[START Dataset extract]
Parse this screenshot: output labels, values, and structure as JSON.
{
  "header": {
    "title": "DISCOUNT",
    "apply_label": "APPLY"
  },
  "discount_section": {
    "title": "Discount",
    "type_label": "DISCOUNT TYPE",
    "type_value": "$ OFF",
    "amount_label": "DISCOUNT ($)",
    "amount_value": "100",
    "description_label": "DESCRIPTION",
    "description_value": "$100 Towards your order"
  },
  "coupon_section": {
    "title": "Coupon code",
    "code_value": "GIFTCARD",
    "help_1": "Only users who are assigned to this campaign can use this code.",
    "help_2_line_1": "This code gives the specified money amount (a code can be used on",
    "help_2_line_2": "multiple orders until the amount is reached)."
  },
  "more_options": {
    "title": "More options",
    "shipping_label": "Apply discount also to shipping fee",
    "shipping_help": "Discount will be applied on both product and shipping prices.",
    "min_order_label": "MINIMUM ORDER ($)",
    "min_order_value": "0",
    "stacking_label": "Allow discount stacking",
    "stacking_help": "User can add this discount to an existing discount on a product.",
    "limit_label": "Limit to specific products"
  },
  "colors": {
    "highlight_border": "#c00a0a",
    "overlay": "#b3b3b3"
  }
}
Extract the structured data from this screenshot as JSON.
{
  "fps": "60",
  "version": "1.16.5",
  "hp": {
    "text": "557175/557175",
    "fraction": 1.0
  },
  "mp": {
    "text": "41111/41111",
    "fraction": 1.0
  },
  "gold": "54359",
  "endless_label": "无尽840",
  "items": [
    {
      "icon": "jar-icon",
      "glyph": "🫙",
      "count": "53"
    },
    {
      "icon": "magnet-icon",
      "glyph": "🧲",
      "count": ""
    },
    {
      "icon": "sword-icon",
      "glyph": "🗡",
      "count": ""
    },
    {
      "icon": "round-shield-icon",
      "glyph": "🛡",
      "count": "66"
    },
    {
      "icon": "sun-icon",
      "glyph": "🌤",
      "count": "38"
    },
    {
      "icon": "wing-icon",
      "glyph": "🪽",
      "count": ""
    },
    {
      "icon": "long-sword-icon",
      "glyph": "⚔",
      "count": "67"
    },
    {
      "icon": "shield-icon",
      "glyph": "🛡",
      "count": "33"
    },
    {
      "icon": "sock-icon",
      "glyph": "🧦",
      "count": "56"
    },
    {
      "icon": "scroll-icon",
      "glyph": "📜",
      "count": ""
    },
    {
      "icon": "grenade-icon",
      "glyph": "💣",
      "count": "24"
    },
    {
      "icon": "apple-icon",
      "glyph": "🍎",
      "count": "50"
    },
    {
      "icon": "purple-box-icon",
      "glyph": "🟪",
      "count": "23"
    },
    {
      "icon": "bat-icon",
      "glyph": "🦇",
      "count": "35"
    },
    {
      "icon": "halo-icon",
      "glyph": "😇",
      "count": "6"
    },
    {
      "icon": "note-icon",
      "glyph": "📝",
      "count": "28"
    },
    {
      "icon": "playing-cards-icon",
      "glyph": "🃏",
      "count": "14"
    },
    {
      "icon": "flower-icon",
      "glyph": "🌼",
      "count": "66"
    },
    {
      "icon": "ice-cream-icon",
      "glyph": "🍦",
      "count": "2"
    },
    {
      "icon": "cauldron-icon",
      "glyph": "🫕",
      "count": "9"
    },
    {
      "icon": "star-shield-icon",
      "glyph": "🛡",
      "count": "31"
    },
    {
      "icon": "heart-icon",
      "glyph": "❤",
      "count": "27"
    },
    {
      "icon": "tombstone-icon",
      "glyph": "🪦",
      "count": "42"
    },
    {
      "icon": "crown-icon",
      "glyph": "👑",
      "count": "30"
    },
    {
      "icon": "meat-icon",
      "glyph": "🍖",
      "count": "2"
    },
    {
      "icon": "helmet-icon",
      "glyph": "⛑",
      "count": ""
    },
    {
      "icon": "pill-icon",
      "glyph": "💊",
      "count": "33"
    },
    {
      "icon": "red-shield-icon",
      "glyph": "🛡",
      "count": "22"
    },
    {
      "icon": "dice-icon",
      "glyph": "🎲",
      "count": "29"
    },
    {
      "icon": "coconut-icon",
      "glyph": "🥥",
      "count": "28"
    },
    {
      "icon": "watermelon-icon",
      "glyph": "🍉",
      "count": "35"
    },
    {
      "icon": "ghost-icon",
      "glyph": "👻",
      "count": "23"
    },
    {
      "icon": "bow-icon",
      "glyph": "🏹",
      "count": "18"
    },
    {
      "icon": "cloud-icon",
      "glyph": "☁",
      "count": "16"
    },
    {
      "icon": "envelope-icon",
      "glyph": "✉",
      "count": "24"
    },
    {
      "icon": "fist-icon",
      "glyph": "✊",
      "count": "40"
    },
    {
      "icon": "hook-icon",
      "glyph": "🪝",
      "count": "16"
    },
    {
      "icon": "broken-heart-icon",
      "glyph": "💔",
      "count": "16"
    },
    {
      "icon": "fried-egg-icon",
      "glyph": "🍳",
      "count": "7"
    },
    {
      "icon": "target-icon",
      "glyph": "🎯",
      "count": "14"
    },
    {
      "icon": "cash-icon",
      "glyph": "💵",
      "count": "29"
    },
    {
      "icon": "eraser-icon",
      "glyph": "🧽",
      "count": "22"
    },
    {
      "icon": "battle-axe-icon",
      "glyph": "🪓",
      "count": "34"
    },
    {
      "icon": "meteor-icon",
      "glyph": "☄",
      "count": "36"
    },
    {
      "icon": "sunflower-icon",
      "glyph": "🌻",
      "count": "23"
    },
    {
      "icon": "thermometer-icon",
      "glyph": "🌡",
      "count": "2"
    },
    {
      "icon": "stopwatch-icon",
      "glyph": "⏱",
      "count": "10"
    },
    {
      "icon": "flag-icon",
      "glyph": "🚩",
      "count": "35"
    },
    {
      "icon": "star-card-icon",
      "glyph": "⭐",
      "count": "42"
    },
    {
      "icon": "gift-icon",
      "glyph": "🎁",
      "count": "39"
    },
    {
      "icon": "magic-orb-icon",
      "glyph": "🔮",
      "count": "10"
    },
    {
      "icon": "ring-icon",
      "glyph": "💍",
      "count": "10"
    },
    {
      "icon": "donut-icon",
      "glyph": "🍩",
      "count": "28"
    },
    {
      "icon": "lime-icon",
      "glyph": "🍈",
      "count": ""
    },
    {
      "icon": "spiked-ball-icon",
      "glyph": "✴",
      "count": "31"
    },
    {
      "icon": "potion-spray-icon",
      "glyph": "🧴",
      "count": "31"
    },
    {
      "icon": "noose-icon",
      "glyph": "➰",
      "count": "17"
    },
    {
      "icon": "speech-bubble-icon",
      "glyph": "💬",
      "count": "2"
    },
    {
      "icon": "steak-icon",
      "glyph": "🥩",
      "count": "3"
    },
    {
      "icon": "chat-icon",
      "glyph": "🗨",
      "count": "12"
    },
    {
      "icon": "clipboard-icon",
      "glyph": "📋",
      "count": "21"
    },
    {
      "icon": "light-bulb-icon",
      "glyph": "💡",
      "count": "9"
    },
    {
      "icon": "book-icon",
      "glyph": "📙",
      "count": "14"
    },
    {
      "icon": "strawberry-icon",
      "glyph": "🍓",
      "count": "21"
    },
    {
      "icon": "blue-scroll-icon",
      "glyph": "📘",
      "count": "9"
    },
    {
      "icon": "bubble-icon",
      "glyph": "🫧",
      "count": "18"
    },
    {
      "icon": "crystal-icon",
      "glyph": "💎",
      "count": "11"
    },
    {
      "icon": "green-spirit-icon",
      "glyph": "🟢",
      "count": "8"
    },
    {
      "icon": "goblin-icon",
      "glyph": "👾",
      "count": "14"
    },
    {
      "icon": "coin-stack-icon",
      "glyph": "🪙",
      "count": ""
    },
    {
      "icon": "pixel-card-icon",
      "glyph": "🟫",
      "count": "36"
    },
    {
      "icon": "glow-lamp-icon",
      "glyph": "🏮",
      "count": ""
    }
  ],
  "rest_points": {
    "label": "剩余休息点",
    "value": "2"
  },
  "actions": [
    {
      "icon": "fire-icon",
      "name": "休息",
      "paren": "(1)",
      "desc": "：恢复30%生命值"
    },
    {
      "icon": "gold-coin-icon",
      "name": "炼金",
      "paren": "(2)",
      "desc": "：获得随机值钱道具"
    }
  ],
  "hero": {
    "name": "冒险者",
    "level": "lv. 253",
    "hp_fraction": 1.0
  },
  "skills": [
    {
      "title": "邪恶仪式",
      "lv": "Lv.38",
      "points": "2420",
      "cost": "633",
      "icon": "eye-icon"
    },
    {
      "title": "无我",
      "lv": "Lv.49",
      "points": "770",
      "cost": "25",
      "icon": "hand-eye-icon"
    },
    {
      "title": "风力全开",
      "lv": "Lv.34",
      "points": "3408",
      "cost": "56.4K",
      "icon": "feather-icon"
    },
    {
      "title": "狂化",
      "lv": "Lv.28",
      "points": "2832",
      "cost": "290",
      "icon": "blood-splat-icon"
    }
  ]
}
[END Dataset extract]
Exercise brief —
Copy every line above that includes the string "heart".

Solution below —
      "icon": "heart-icon",
      "icon": "broken-heart-icon",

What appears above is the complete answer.